> **Work required**
Give the number of lines in this listing that contain "Liability", with no other words.

-- Begin Material shown --

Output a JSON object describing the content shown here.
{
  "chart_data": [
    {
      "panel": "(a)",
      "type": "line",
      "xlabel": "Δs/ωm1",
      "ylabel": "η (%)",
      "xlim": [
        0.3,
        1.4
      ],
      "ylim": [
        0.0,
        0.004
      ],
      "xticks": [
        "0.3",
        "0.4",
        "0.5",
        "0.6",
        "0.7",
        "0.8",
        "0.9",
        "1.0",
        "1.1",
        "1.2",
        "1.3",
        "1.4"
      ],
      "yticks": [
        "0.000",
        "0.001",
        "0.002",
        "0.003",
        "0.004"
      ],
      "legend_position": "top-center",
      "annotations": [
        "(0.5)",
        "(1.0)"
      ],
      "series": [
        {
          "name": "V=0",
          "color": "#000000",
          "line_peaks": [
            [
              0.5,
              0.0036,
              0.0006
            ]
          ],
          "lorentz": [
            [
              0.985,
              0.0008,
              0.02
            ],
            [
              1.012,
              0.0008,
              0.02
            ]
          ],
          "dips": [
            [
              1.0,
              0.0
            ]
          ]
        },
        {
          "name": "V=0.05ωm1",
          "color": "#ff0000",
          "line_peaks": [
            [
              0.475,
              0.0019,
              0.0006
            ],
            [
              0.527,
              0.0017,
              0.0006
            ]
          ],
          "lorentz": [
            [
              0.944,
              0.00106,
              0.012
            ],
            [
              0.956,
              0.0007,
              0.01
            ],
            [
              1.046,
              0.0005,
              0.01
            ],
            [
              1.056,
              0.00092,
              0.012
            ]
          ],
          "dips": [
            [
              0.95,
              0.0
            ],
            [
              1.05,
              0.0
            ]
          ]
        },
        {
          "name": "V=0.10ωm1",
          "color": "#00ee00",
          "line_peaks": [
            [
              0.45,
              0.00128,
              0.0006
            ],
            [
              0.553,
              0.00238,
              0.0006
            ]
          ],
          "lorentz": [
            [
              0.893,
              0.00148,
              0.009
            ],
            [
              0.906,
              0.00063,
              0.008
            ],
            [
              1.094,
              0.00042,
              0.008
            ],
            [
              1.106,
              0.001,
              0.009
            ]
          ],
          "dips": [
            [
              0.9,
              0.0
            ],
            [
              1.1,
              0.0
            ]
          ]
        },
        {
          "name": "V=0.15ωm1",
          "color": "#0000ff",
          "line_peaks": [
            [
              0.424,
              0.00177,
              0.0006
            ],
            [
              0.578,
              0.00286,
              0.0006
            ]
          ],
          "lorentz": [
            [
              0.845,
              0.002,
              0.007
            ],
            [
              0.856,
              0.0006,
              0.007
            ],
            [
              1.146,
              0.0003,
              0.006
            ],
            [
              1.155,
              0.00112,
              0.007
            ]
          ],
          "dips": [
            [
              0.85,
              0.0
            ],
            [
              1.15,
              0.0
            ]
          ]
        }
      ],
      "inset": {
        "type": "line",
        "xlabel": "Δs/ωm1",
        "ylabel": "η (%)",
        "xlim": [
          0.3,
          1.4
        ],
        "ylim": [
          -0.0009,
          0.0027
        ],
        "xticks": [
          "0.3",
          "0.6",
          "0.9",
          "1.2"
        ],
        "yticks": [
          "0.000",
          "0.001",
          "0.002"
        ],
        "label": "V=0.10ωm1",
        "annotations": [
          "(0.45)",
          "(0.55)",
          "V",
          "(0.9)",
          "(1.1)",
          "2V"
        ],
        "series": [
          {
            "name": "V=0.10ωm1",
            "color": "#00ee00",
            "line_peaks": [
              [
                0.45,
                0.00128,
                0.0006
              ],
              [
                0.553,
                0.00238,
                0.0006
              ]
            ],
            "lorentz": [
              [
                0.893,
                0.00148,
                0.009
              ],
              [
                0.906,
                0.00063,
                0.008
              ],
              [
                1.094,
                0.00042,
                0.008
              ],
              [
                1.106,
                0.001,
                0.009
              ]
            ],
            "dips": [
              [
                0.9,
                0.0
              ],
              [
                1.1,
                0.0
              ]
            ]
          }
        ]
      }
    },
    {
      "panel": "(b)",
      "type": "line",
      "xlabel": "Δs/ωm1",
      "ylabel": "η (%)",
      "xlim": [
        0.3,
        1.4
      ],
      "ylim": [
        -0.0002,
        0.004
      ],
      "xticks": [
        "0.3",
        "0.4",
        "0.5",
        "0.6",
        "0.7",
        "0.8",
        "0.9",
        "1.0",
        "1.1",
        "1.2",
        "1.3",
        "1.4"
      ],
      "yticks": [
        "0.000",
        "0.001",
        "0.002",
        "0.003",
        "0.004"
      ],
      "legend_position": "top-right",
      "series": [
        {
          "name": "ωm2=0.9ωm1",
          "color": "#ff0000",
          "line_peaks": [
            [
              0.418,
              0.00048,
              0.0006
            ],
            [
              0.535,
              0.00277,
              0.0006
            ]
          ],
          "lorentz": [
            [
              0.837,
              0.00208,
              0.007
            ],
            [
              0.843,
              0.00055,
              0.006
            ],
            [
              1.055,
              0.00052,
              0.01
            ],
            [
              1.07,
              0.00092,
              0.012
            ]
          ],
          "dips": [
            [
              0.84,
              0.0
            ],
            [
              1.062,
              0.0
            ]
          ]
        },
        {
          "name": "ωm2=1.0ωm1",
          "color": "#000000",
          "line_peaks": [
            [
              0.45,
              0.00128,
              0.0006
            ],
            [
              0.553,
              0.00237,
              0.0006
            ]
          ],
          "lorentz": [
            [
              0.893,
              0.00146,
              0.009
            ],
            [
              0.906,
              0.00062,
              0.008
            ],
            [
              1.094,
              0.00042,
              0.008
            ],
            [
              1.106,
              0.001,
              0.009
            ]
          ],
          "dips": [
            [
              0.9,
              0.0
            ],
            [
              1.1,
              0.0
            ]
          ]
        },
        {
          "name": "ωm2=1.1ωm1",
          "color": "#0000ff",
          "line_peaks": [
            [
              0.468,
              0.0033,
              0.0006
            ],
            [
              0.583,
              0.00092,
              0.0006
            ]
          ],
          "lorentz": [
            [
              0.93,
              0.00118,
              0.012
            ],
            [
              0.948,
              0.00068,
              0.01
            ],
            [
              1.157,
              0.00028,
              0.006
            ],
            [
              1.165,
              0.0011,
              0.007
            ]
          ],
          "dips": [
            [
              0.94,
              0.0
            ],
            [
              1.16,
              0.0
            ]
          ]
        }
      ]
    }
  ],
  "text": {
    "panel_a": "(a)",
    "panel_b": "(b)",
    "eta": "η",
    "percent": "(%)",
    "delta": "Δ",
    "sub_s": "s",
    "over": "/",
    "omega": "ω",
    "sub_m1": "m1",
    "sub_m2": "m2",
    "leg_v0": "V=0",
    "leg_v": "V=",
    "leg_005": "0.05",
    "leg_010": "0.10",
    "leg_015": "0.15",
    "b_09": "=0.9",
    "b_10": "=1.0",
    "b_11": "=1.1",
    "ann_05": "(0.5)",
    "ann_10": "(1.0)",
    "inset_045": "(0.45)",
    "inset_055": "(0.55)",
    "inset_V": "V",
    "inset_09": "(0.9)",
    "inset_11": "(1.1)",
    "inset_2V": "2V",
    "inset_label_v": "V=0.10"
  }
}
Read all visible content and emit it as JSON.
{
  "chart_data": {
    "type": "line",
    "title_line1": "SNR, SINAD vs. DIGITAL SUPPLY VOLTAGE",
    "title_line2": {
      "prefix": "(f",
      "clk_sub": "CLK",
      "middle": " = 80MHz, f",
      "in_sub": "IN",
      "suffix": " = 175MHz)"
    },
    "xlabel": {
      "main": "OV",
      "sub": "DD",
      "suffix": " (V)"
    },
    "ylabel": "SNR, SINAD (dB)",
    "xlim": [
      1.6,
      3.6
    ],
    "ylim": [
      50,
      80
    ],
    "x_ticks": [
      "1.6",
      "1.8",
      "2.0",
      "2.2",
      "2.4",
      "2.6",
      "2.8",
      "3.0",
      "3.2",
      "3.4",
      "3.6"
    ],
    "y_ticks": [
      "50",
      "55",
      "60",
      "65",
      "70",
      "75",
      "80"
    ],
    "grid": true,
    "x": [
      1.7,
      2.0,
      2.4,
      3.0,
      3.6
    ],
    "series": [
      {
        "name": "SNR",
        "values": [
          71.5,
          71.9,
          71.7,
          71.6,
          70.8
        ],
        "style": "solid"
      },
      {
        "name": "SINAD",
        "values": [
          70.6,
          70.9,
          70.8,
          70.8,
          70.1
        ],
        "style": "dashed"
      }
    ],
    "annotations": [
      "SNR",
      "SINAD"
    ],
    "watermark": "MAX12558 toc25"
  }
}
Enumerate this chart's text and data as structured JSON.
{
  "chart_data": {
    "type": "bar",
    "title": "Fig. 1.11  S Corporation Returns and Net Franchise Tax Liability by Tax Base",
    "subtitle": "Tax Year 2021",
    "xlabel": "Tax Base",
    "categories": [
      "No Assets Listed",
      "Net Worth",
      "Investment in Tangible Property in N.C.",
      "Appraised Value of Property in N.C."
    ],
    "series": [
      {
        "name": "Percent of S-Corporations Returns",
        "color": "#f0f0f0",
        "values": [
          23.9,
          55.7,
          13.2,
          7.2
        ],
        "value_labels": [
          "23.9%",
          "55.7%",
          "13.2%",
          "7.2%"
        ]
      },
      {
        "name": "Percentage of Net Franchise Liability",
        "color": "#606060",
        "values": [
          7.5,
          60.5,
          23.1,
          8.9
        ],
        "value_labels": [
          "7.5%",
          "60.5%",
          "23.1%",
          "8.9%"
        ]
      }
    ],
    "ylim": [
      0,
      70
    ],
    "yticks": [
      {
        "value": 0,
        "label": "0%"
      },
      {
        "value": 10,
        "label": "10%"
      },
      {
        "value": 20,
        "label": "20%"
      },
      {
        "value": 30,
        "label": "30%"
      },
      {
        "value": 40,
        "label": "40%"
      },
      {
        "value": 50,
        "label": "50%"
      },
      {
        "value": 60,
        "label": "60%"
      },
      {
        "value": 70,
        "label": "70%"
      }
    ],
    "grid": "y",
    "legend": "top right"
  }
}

-- End Material shown --

> **Written reply**
2